- [GIVEN EXERCISE] For the listing underneath, give the count of lines containing the string "this" and nothing further.

---*---

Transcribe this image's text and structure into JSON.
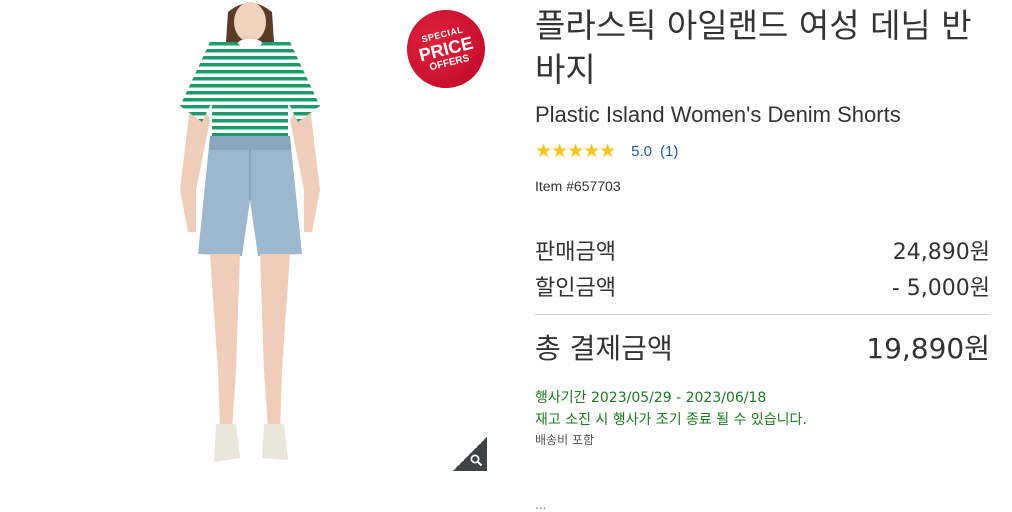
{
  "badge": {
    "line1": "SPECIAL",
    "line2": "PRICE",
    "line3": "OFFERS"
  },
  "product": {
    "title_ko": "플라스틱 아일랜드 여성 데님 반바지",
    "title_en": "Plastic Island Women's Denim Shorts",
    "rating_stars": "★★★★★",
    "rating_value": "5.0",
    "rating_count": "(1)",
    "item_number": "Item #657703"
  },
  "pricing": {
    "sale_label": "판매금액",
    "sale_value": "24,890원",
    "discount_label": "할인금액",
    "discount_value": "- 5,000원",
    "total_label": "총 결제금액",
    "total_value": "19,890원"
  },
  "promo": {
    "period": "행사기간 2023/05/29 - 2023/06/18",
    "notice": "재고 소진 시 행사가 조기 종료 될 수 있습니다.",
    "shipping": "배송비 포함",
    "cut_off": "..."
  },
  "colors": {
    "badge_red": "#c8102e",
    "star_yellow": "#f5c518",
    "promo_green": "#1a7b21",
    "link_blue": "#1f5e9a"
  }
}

---*---

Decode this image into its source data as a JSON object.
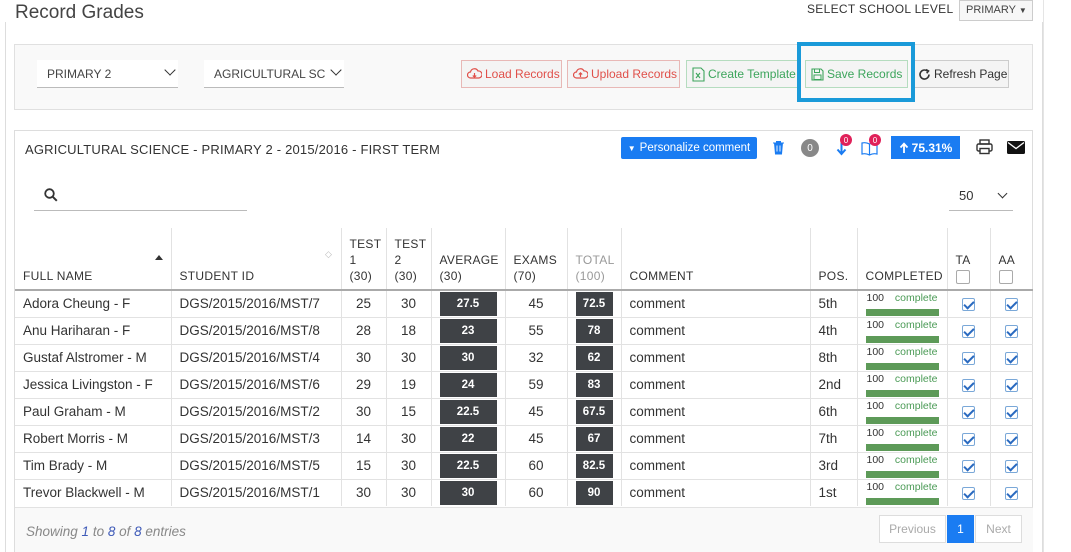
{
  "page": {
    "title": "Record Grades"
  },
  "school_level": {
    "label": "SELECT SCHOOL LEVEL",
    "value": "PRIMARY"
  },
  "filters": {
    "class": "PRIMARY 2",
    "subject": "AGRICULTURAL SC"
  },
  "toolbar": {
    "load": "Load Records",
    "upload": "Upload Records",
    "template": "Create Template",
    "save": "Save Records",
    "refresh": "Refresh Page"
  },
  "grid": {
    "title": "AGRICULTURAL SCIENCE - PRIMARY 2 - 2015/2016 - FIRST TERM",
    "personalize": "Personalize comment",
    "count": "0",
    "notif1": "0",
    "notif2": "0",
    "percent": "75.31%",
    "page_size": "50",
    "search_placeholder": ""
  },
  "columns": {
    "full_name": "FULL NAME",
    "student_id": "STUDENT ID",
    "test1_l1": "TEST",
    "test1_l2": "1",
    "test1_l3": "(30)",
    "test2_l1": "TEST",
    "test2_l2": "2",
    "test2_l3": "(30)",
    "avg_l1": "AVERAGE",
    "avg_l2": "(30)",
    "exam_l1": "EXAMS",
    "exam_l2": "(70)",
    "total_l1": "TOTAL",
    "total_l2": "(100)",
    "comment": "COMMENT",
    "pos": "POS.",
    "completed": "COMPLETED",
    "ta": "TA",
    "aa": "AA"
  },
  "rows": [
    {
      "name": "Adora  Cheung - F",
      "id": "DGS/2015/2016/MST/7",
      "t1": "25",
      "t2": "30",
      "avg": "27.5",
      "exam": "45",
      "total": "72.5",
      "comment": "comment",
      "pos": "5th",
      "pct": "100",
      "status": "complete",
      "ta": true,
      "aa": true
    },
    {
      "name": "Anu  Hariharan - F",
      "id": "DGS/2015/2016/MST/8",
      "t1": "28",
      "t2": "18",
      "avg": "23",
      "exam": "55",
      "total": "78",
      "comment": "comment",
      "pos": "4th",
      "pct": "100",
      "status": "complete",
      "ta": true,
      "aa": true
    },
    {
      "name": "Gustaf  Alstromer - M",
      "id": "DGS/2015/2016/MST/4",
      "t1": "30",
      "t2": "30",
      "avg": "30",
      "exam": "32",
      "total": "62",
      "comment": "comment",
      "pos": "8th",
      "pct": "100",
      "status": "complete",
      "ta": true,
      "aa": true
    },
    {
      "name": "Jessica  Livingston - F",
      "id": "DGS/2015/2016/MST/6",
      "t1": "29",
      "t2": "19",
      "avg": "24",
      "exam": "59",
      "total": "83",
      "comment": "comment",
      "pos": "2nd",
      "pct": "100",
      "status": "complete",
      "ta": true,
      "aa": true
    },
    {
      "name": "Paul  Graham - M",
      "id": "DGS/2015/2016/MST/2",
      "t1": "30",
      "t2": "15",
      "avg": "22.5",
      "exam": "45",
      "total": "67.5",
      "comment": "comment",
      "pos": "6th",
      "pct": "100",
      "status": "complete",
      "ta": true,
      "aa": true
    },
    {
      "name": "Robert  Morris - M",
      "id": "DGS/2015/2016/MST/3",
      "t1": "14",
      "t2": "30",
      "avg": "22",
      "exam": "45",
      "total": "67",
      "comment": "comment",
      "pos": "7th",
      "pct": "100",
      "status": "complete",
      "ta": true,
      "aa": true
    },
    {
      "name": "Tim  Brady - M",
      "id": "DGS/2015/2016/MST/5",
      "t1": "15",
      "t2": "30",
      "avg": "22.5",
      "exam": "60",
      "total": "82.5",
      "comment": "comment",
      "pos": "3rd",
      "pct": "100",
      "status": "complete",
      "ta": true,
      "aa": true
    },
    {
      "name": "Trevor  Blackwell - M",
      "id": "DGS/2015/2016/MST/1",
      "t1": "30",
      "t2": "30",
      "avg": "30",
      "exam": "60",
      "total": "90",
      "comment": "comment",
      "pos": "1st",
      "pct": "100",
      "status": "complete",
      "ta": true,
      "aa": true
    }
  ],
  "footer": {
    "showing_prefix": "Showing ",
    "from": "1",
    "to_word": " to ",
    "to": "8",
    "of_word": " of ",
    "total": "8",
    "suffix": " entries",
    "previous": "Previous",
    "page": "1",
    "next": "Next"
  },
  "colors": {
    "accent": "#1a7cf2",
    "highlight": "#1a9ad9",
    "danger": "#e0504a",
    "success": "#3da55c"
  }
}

---*---

- [PROBLEM SOLUTION] 2